* Exercise details
Go through the records and filter out every line lacking the word "μmol"; copy the lines that remain.

○ ○ ○ ○ ○

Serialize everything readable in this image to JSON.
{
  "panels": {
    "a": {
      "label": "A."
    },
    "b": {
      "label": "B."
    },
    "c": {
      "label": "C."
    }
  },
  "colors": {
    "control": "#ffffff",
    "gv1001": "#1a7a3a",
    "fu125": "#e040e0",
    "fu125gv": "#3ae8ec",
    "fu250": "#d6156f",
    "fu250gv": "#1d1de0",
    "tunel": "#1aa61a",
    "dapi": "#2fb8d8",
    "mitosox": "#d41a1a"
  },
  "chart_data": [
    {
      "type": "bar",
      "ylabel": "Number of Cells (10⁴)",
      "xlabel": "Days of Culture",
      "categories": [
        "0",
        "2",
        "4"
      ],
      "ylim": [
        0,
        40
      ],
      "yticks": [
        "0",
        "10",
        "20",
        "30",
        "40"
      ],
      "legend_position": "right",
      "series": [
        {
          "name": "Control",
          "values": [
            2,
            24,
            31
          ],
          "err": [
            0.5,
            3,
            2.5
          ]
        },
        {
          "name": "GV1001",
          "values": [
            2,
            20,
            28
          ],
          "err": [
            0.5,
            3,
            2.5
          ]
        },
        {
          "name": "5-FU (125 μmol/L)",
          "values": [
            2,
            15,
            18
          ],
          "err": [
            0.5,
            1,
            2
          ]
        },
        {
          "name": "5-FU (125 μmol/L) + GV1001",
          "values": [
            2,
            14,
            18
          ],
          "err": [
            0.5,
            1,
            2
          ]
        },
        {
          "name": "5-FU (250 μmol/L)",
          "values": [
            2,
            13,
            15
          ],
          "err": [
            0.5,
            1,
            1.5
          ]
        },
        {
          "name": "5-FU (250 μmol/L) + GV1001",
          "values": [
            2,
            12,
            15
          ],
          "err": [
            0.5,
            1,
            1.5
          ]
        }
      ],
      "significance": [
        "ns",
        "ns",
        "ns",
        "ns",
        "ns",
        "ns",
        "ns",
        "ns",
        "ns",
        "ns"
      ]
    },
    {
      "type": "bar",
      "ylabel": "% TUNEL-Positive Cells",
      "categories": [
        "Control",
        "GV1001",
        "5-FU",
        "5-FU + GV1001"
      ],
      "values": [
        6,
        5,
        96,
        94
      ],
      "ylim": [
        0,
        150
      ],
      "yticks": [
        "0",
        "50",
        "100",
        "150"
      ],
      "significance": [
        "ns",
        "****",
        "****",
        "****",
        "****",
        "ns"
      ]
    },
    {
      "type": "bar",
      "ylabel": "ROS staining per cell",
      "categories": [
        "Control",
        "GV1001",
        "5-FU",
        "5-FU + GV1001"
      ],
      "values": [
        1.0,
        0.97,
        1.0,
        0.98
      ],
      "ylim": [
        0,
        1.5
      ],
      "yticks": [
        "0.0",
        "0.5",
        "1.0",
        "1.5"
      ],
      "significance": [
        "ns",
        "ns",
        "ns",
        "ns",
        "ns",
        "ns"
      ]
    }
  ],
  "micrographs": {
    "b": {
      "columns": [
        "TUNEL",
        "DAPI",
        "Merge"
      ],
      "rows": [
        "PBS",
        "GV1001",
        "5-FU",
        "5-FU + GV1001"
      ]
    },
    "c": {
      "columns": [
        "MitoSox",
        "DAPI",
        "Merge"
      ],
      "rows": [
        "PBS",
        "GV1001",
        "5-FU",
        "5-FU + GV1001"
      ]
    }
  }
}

○ ○ ○ ○ ○

* Solution to this task
          "name": "5-FU (125 μmol/L)",
          "name": "5-FU (125 μmol/L) + GV1001",
          "name": "5-FU (250 μmol/L)",
          "name": "5-FU (250 μmol/L) + GV1001",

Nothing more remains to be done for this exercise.